REQUIREMENTS —
Determine how many lines include the word "uicini", then give that number and nothing more.

EXTRACTED INFORMATION —

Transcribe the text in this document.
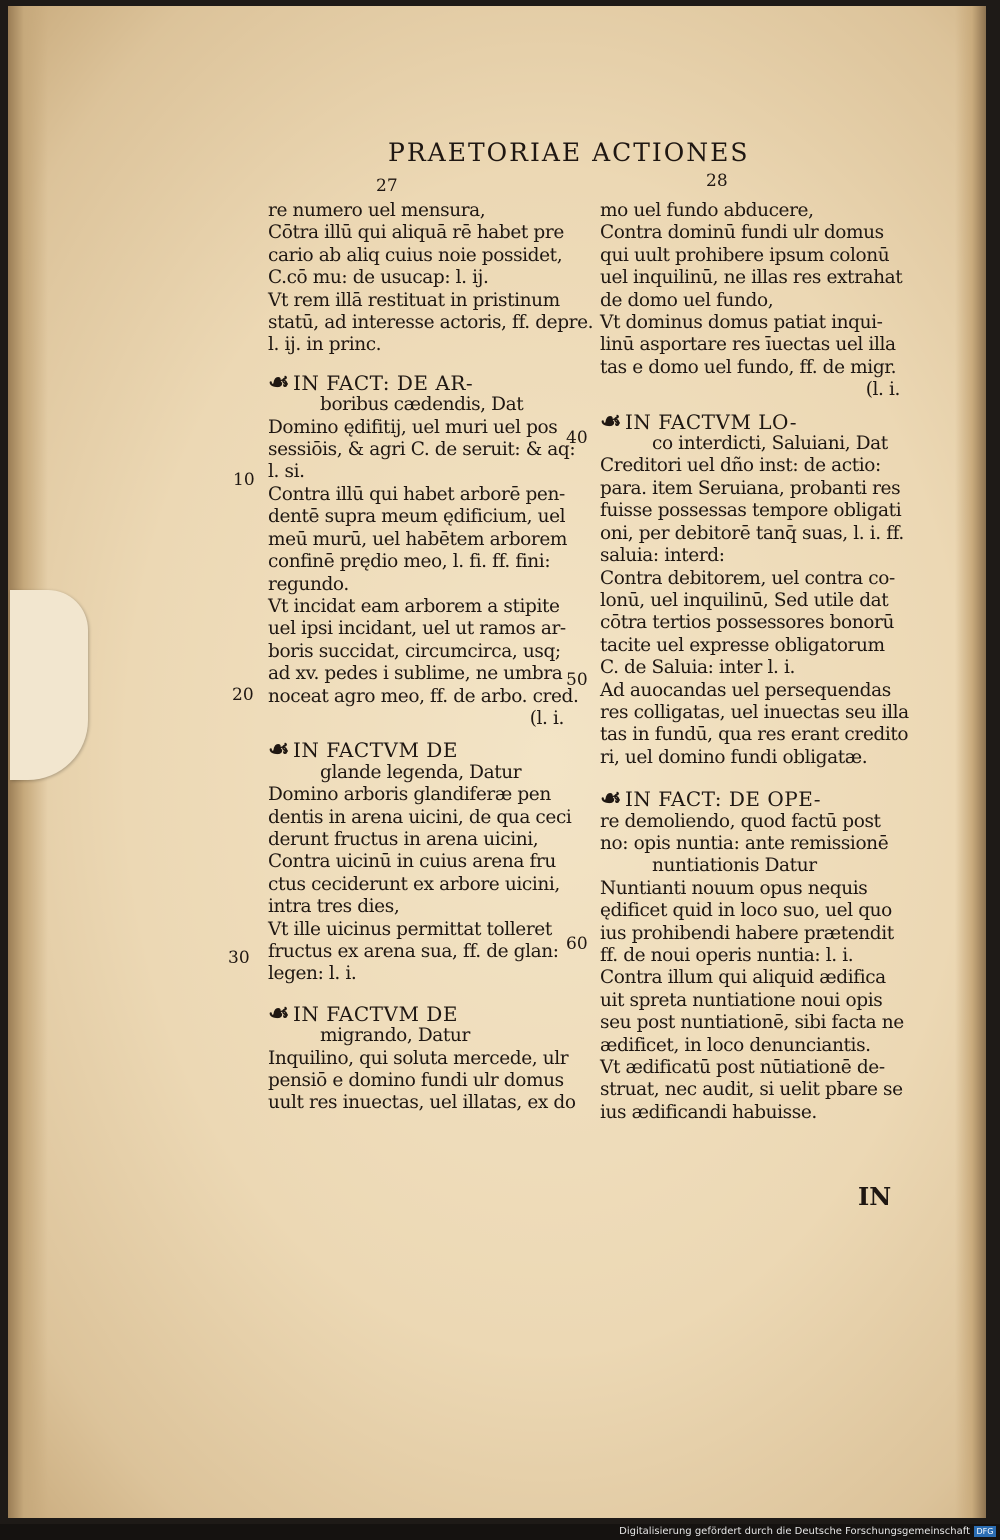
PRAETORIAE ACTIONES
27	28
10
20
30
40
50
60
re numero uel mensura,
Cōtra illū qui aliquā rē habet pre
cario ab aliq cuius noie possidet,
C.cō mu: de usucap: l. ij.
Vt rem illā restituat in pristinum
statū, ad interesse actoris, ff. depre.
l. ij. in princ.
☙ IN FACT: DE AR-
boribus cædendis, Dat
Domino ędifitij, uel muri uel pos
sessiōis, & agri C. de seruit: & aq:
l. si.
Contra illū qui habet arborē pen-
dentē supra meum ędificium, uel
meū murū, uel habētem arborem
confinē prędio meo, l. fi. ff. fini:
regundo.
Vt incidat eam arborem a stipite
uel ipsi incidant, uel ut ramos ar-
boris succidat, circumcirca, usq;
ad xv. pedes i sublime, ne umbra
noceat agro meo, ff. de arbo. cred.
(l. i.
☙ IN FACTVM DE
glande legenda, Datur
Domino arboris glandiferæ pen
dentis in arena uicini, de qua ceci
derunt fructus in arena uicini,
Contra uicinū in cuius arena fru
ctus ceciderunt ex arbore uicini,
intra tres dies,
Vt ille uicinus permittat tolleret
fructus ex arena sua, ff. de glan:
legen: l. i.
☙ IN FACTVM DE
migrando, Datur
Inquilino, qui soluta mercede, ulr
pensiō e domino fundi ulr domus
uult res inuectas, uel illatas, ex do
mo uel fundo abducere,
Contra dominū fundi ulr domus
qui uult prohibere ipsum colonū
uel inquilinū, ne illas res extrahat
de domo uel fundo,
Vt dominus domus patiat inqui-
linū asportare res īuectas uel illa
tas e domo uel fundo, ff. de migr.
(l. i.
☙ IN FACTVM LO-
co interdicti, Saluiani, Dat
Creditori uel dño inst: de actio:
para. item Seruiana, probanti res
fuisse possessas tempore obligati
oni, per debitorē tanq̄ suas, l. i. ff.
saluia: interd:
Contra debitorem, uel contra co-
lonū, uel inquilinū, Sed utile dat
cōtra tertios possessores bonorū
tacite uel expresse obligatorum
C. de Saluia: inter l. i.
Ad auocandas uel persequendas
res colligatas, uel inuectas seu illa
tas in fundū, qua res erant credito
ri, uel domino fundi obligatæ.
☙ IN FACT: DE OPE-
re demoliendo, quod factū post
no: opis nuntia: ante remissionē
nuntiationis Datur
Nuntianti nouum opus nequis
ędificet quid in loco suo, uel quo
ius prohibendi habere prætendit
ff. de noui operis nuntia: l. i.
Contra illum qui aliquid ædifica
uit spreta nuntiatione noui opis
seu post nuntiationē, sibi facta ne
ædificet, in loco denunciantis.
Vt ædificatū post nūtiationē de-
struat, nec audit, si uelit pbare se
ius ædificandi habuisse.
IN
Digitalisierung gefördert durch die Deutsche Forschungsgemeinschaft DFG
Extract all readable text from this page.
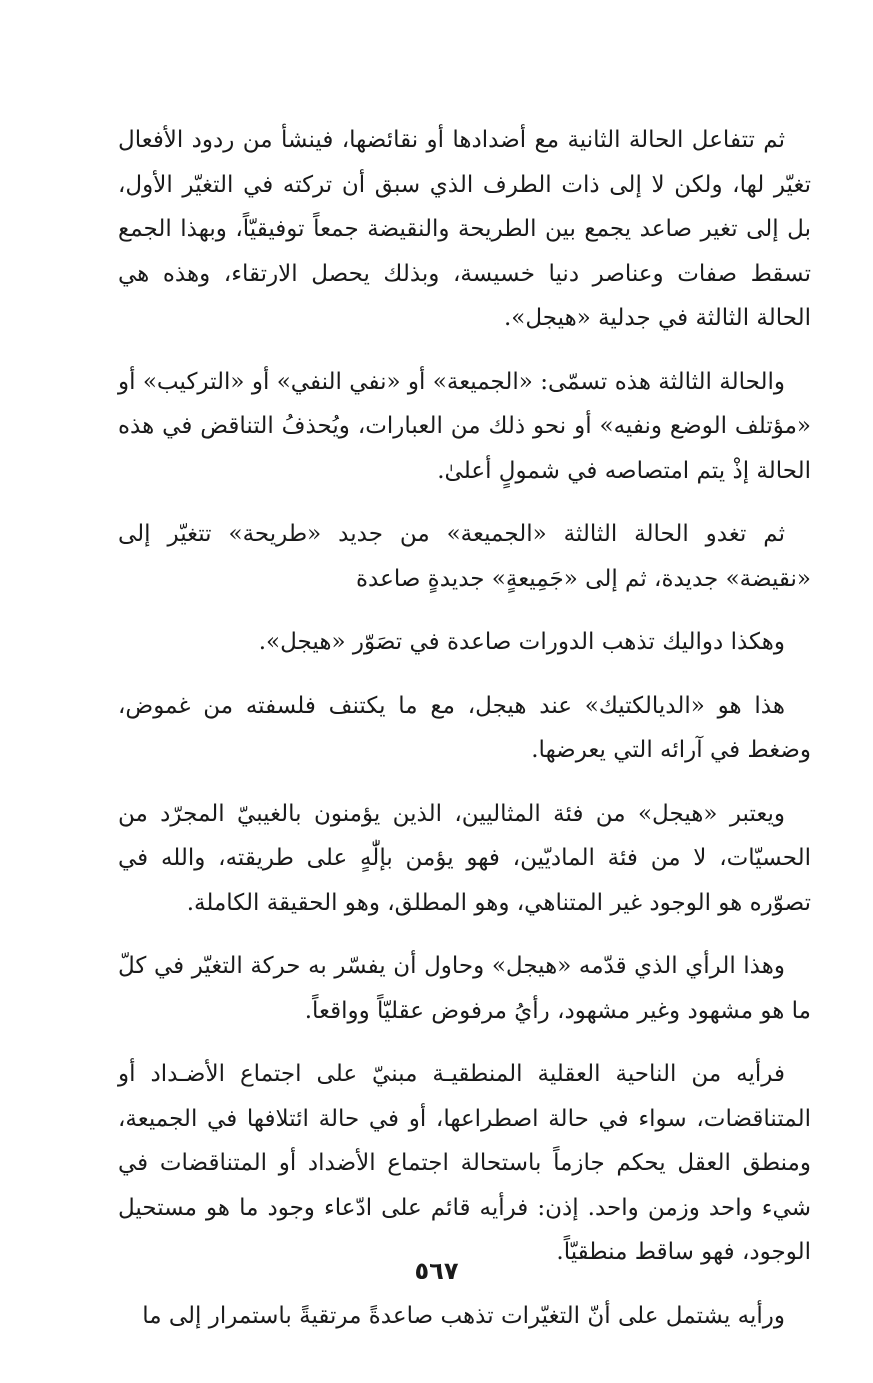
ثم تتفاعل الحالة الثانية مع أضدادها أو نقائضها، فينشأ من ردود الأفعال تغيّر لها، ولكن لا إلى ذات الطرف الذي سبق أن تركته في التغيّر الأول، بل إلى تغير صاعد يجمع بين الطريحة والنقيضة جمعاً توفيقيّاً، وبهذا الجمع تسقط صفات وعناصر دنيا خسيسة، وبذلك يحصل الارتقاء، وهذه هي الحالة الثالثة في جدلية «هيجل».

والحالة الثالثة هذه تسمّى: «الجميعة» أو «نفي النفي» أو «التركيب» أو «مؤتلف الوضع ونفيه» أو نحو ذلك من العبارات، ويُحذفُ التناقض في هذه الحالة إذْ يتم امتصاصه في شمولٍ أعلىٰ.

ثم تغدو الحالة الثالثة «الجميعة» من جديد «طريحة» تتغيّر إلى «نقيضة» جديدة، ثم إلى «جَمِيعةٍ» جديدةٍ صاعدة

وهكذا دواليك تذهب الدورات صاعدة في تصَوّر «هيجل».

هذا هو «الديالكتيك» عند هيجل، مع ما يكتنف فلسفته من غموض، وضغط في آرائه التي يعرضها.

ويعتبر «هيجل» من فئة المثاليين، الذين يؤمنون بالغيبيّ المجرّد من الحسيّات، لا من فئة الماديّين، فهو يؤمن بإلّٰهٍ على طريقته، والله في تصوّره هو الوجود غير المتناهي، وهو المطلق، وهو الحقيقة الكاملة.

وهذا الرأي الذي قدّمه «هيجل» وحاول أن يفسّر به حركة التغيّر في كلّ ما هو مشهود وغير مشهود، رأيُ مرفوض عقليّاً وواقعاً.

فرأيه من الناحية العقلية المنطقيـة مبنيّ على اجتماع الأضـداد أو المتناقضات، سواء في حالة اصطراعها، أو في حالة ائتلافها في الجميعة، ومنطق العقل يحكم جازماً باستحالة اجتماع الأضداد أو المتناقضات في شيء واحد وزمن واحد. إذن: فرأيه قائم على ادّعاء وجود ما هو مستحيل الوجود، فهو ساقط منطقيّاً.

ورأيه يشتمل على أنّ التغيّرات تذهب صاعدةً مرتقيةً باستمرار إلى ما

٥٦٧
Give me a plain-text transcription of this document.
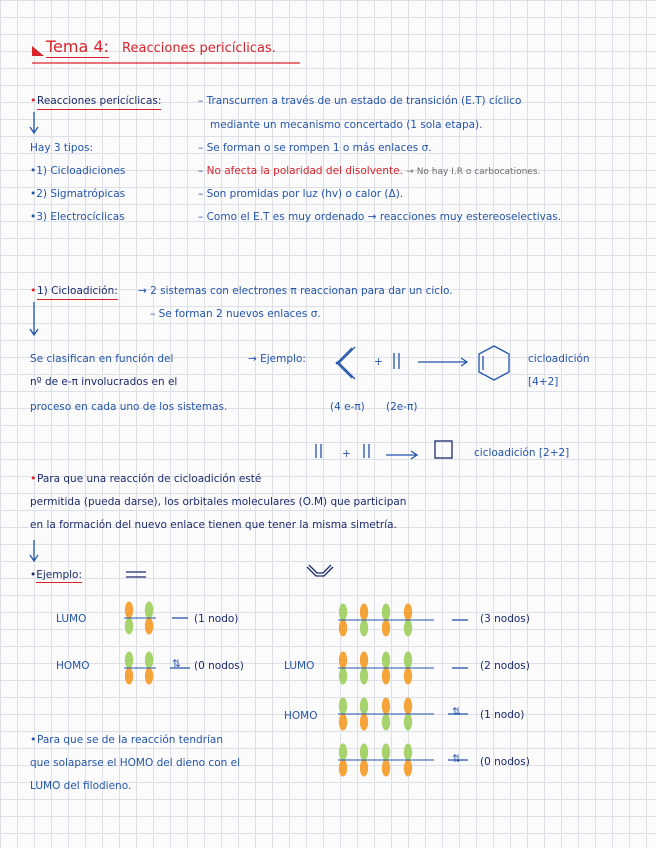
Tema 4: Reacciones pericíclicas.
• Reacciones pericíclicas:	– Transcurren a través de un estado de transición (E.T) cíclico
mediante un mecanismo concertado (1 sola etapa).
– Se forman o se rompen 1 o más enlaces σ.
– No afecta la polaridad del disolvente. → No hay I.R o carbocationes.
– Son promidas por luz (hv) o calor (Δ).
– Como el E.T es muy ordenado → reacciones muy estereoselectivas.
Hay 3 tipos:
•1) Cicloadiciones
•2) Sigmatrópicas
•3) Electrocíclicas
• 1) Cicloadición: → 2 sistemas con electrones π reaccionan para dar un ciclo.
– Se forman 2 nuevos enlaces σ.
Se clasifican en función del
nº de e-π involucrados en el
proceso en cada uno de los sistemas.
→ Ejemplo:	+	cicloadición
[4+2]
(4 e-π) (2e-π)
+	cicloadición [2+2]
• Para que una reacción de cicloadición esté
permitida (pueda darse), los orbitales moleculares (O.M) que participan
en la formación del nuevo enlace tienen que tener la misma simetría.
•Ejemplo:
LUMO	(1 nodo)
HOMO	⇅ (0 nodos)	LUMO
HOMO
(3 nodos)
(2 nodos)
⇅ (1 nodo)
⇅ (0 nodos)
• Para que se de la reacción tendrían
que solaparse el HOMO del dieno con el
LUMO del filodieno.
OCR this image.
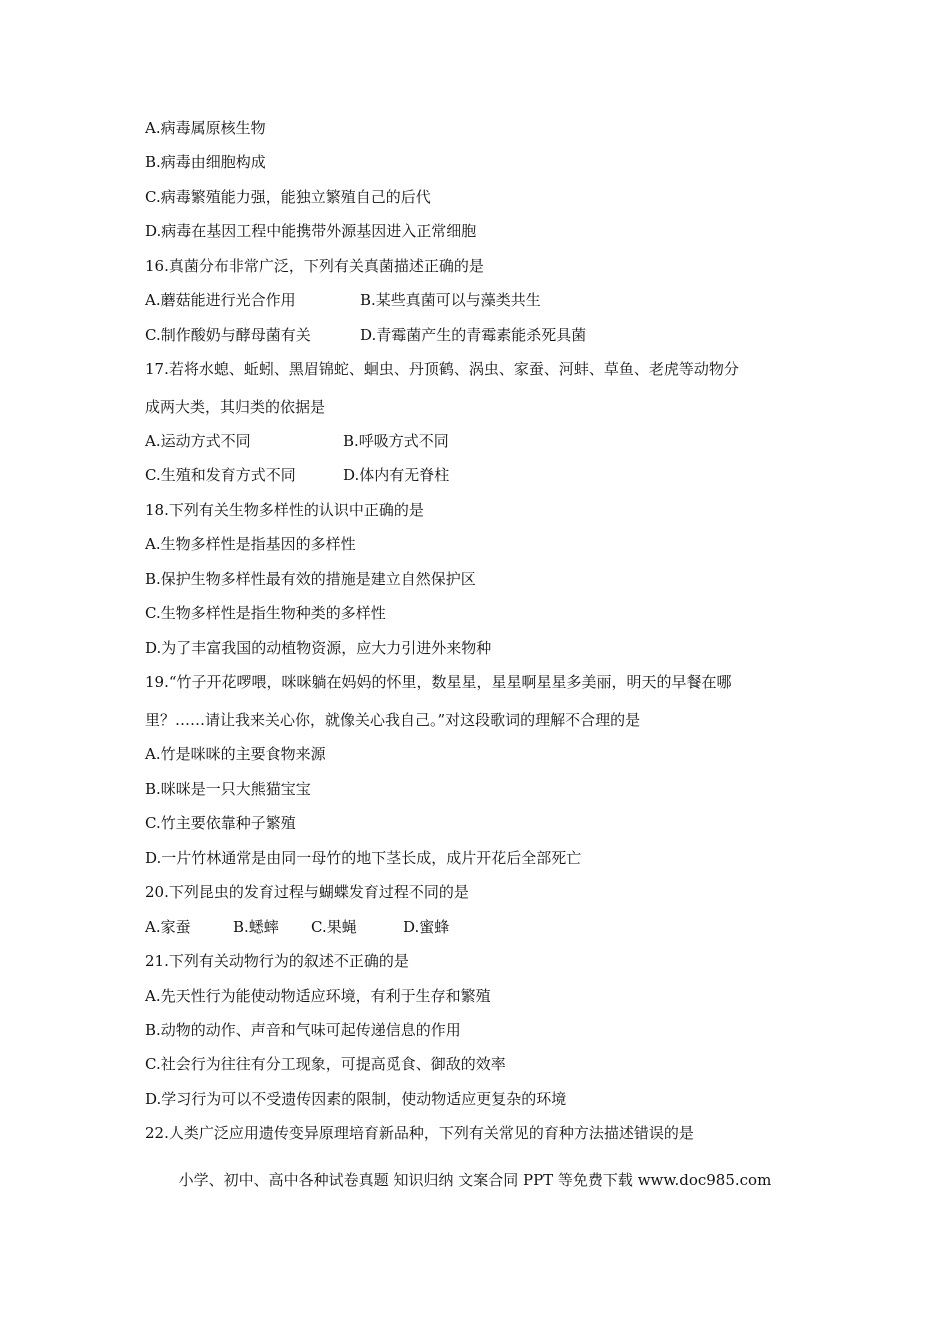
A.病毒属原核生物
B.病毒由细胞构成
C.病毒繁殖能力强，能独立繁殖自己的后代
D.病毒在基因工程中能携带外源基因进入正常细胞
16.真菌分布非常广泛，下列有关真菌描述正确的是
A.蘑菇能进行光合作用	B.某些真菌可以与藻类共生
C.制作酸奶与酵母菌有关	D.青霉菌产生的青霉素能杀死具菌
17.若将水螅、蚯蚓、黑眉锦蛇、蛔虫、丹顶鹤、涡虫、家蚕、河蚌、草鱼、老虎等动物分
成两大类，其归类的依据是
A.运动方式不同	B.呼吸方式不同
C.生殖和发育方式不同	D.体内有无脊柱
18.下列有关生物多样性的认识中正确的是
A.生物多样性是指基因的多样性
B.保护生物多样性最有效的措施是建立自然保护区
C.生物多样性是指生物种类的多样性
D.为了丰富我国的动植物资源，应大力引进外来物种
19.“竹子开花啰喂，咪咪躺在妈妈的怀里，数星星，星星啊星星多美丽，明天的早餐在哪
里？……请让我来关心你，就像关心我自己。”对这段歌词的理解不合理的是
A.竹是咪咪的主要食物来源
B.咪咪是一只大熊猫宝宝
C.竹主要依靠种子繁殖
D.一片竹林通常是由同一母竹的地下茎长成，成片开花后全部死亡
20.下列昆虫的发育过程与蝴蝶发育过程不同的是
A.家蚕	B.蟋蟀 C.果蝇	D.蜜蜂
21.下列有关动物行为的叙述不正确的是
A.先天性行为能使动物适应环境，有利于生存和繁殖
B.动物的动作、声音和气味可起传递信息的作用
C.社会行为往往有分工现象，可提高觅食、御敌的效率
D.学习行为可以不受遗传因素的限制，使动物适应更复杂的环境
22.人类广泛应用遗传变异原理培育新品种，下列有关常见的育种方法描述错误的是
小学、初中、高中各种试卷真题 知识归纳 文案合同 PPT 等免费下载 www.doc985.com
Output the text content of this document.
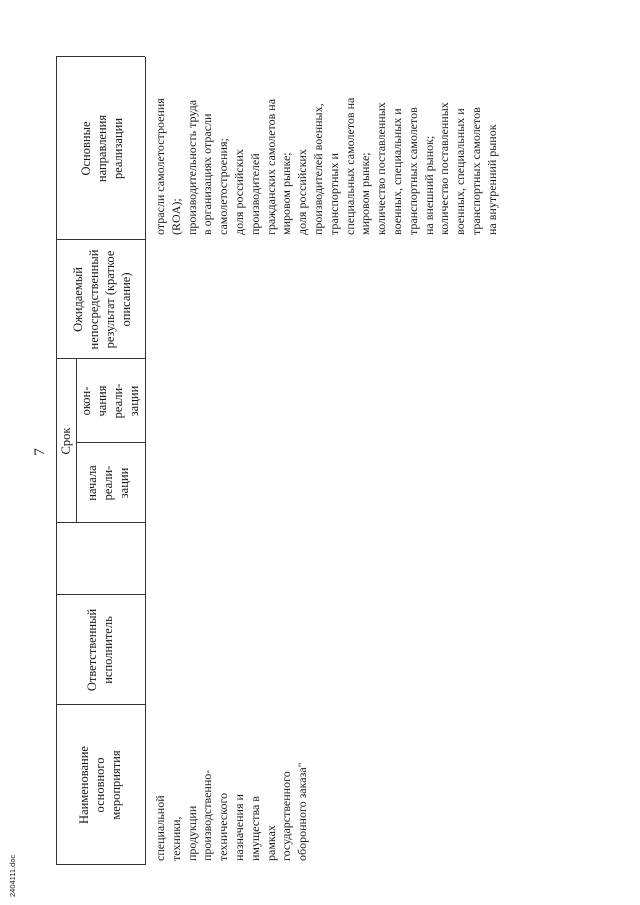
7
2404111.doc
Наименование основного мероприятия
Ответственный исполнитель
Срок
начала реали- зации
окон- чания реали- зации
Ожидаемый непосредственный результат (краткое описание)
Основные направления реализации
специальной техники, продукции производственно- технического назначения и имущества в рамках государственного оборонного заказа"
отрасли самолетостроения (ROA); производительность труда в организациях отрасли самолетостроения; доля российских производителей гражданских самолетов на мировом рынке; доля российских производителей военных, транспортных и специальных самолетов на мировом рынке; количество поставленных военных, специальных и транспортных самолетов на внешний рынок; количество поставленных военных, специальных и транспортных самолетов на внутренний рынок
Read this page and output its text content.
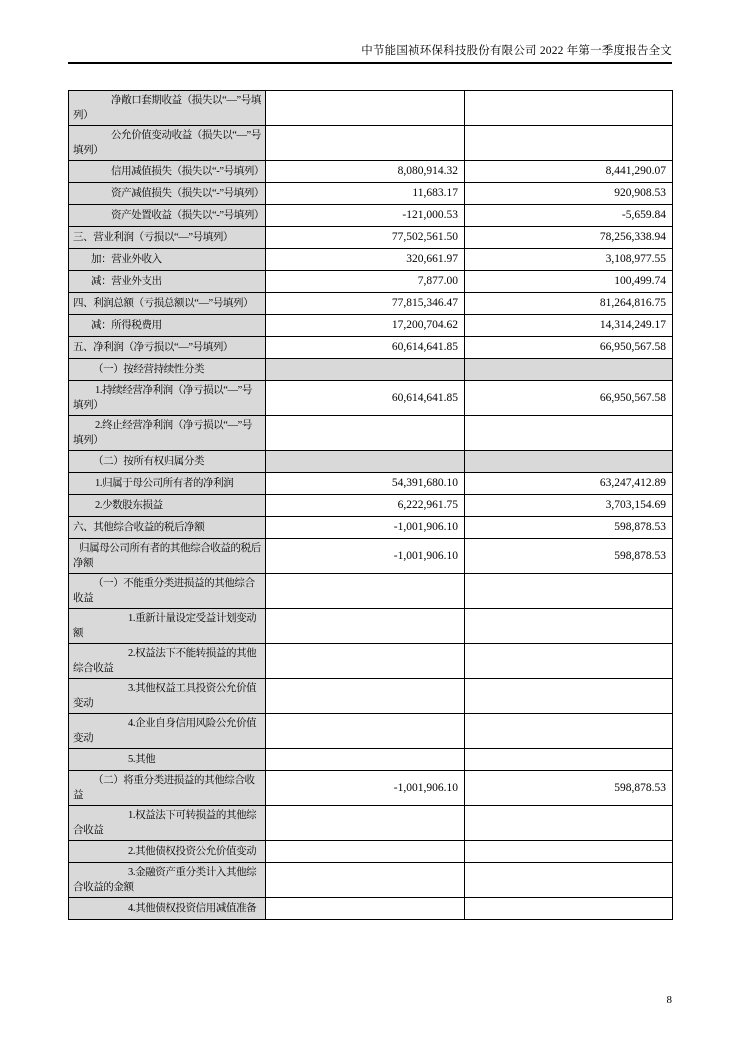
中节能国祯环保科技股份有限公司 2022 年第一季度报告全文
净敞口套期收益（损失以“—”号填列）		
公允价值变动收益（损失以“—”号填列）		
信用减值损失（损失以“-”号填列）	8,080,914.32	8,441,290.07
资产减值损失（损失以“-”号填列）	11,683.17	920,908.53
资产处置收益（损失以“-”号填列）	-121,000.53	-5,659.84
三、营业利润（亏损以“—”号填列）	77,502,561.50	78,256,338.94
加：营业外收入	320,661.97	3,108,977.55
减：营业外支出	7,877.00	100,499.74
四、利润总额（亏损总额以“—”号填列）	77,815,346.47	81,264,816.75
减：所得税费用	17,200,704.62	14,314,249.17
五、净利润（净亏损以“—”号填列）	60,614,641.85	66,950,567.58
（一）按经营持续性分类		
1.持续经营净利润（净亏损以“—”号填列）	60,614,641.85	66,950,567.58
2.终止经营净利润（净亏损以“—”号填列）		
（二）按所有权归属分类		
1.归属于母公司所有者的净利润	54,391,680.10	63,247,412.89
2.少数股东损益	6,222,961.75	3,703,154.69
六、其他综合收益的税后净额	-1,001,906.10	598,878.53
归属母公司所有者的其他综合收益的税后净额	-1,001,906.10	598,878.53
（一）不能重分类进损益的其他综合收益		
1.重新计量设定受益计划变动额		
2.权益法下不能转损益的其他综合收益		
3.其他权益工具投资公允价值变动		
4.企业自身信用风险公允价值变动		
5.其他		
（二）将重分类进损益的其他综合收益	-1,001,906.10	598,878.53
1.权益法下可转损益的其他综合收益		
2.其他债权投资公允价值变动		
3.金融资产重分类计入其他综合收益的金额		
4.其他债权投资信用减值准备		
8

TASK ANSWER —
3